● **Data to use**:
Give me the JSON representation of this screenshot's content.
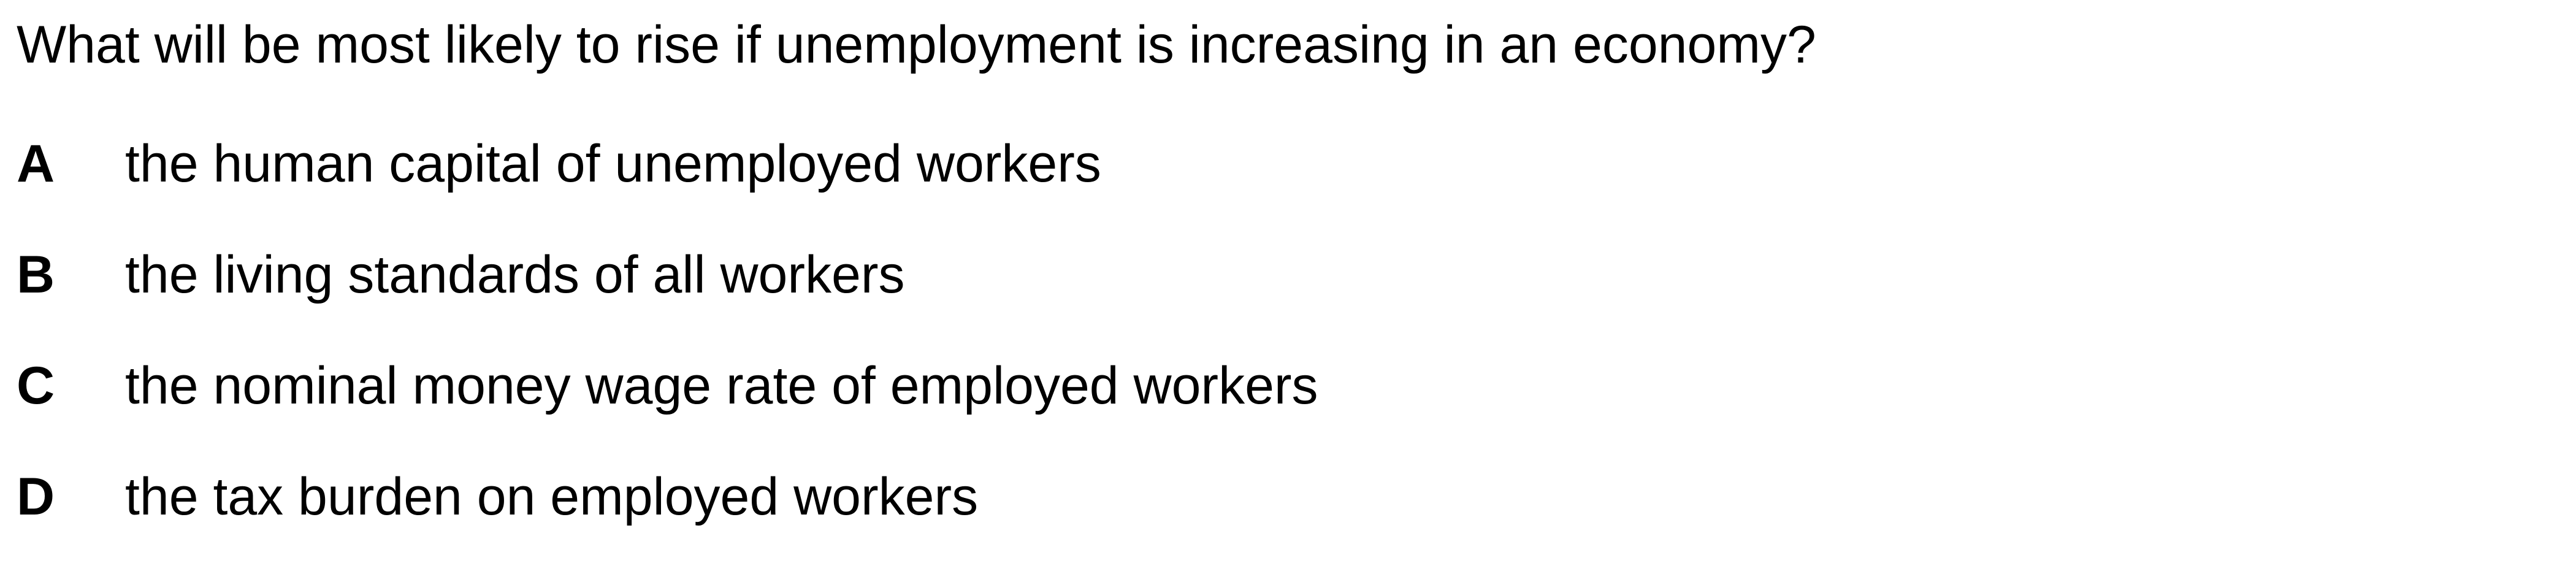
{
  "question": {
    "text": "What will be most likely to rise if unemployment is increasing in an economy?"
  },
  "options": [
    {
      "letter": "A",
      "text": "the human capital of unemployed workers"
    },
    {
      "letter": "B",
      "text": "the living standards of all workers"
    },
    {
      "letter": "C",
      "text": "the nominal money wage rate of employed workers"
    },
    {
      "letter": "D",
      "text": "the tax burden on employed workers"
    }
  ]
}
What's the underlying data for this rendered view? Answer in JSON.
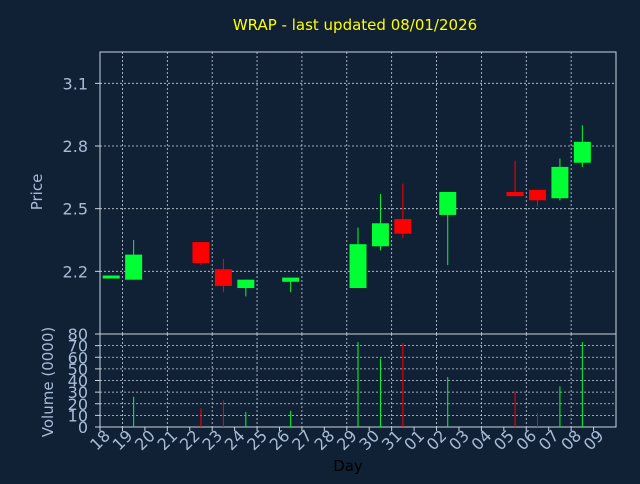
{
  "chart_data": [
    {
      "type": "candlestick",
      "title": "WRAP - last updated 08/01/2026",
      "ylabel": "Price",
      "xlabel": "",
      "ylim": [
        1.9,
        3.25
      ],
      "yticks": [
        "2.2",
        "2.5",
        "2.8",
        "3.1"
      ],
      "grid": true,
      "candles": [
        {
          "day": "18",
          "open": 2.18,
          "close": 2.18,
          "high": 2.18,
          "low": 2.18
        },
        {
          "day": "19",
          "open": 2.16,
          "close": 2.28,
          "high": 2.35,
          "low": 2.16
        },
        {
          "day": "22",
          "open": 2.34,
          "close": 2.24,
          "high": 2.34,
          "low": 2.23
        },
        {
          "day": "23",
          "open": 2.21,
          "close": 2.13,
          "high": 2.26,
          "low": 2.1
        },
        {
          "day": "24",
          "open": 2.12,
          "close": 2.16,
          "high": 2.16,
          "low": 2.08
        },
        {
          "day": "26",
          "open": 2.15,
          "close": 2.17,
          "high": 2.17,
          "low": 2.1
        },
        {
          "day": "29",
          "open": 2.12,
          "close": 2.33,
          "high": 2.41,
          "low": 2.12
        },
        {
          "day": "30",
          "open": 2.32,
          "close": 2.43,
          "high": 2.57,
          "low": 2.3
        },
        {
          "day": "31",
          "open": 2.45,
          "close": 2.38,
          "high": 2.62,
          "low": 2.36
        },
        {
          "day": "02",
          "open": 2.47,
          "close": 2.58,
          "high": 2.58,
          "low": 2.23
        },
        {
          "day": "05",
          "open": 2.58,
          "close": 2.56,
          "high": 2.73,
          "low": 2.56
        },
        {
          "day": "06",
          "open": 2.59,
          "close": 2.54,
          "high": 2.59,
          "low": 2.51
        },
        {
          "day": "07",
          "open": 2.55,
          "close": 2.7,
          "high": 2.74,
          "low": 2.54
        },
        {
          "day": "08",
          "open": 2.72,
          "close": 2.82,
          "high": 2.9,
          "low": 2.7
        }
      ],
      "colors": {
        "up": "#00ff33",
        "down": "#ff0000",
        "background": "#102035",
        "axis_text": "#a9bcd6",
        "title": "#ffff00",
        "grid": "#c9d3e0"
      }
    },
    {
      "type": "bar",
      "ylabel": "Volume (0000)",
      "xlabel": "Day",
      "ylim": [
        0,
        80
      ],
      "yticks": [
        "0",
        "10",
        "20",
        "30",
        "40",
        "50",
        "60",
        "70",
        "80"
      ],
      "categories": [
        "18",
        "19",
        "20",
        "21",
        "22",
        "23",
        "24",
        "25",
        "26",
        "27",
        "28",
        "29",
        "30",
        "31",
        "01",
        "02",
        "03",
        "04",
        "05",
        "06",
        "07",
        "08",
        "09"
      ],
      "values": [
        0,
        26,
        0,
        0,
        16,
        23,
        13,
        0,
        14,
        0,
        0,
        73,
        59,
        72,
        0,
        43,
        0,
        0,
        31,
        12,
        35,
        73,
        0
      ],
      "bar_colors": [
        "up",
        "up",
        "up",
        "up",
        "down",
        "down",
        "up",
        "up",
        "up",
        "up",
        "up",
        "up",
        "up",
        "down",
        "up",
        "up",
        "up",
        "up",
        "down",
        "down",
        "up",
        "up",
        "up"
      ],
      "grid": true
    }
  ]
}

● **Goal**:
Omit the pictures and give the material again, exactly and in full.

● **Solution to this task**:
Give me the JSON representation of this screenshot's content.
{
  "question": {
    "text": "What will be most likely to rise if unemployment is increasing in an economy?"
  },
  "options": [
    {
      "letter": "A",
      "text": "the human capital of unemployed workers"
    },
    {
      "letter": "B",
      "text": "the living standards of all workers"
    },
    {
      "letter": "C",
      "text": "the nominal money wage rate of employed workers"
    },
    {
      "letter": "D",
      "text": "the tax burden on employed workers"
    }
  ]
}
What's the underlying data for this rendered view? Answer in JSON.
{
  "chart_data": [
    {
      "type": "candlestick",
      "title": "WRAP - last updated 08/01/2026",
      "ylabel": "Price",
      "xlabel": "",
      "ylim": [
        1.9,
        3.25
      ],
      "yticks": [
        "2.2",
        "2.5",
        "2.8",
        "3.1"
      ],
      "grid": true,
      "candles": [
        {
          "day": "18",
          "open": 2.18,
          "close": 2.18,
          "high": 2.18,
          "low": 2.18
        },
        {
          "day": "19",
          "open": 2.16,
          "close": 2.28,
          "high": 2.35,
          "low": 2.16
        },
        {
          "day": "22",
          "open": 2.34,
          "close": 2.24,
          "high": 2.34,
          "low": 2.23
        },
        {
          "day": "23",
          "open": 2.21,
          "close": 2.13,
          "high": 2.26,
          "low": 2.1
        },
        {
          "day": "24",
          "open": 2.12,
          "close": 2.16,
          "high": 2.16,
          "low": 2.08
        },
        {
          "day": "26",
          "open": 2.15,
          "close": 2.17,
          "high": 2.17,
          "low": 2.1
        },
        {
          "day": "29",
          "open": 2.12,
          "close": 2.33,
          "high": 2.41,
          "low": 2.12
        },
        {
          "day": "30",
          "open": 2.32,
          "close": 2.43,
          "high": 2.57,
          "low": 2.3
        },
        {
          "day": "31",
          "open": 2.45,
          "close": 2.38,
          "high": 2.62,
          "low": 2.36
        },
        {
          "day": "02",
          "open": 2.47,
          "close": 2.58,
          "high": 2.58,
          "low": 2.23
        },
        {
          "day": "05",
          "open": 2.58,
          "close": 2.56,
          "high": 2.73,
          "low": 2.56
        },
        {
          "day": "06",
          "open": 2.59,
          "close": 2.54,
          "high": 2.59,
          "low": 2.51
        },
        {
          "day": "07",
          "open": 2.55,
          "close": 2.7,
          "high": 2.74,
          "low": 2.54
        },
        {
          "day": "08",
          "open": 2.72,
          "close": 2.82,
          "high": 2.9,
          "low": 2.7
        }
      ],
      "colors": {
        "up": "#00ff33",
        "down": "#ff0000",
        "background": "#102035",
        "axis_text": "#a9bcd6",
        "title": "#ffff00",
        "grid": "#c9d3e0"
      }
    },
    {
      "type": "bar",
      "ylabel": "Volume (0000)",
      "xlabel": "Day",
      "ylim": [
        0,
        80
      ],
      "yticks": [
        "0",
        "10",
        "20",
        "30",
        "40",
        "50",
        "60",
        "70",
        "80"
      ],
      "categories": [
        "18",
        "19",
        "20",
        "21",
        "22",
        "23",
        "24",
        "25",
        "26",
        "27",
        "28",
        "29",
        "30",
        "31",
        "01",
        "02",
        "03",
        "04",
        "05",
        "06",
        "07",
        "08",
        "09"
      ],
      "values": [
        0,
        26,
        0,
        0,
        16,
        23,
        13,
        0,
        14,
        0,
        0,
        73,
        59,
        72,
        0,
        43,
        0,
        0,
        31,
        12,
        35,
        73,
        0
      ],
      "bar_colors": [
        "up",
        "up",
        "up",
        "up",
        "down",
        "down",
        "up",
        "up",
        "up",
        "up",
        "up",
        "up",
        "up",
        "down",
        "up",
        "up",
        "up",
        "up",
        "down",
        "down",
        "up",
        "up",
        "up"
      ],
      "grid": true
    }
  ]
}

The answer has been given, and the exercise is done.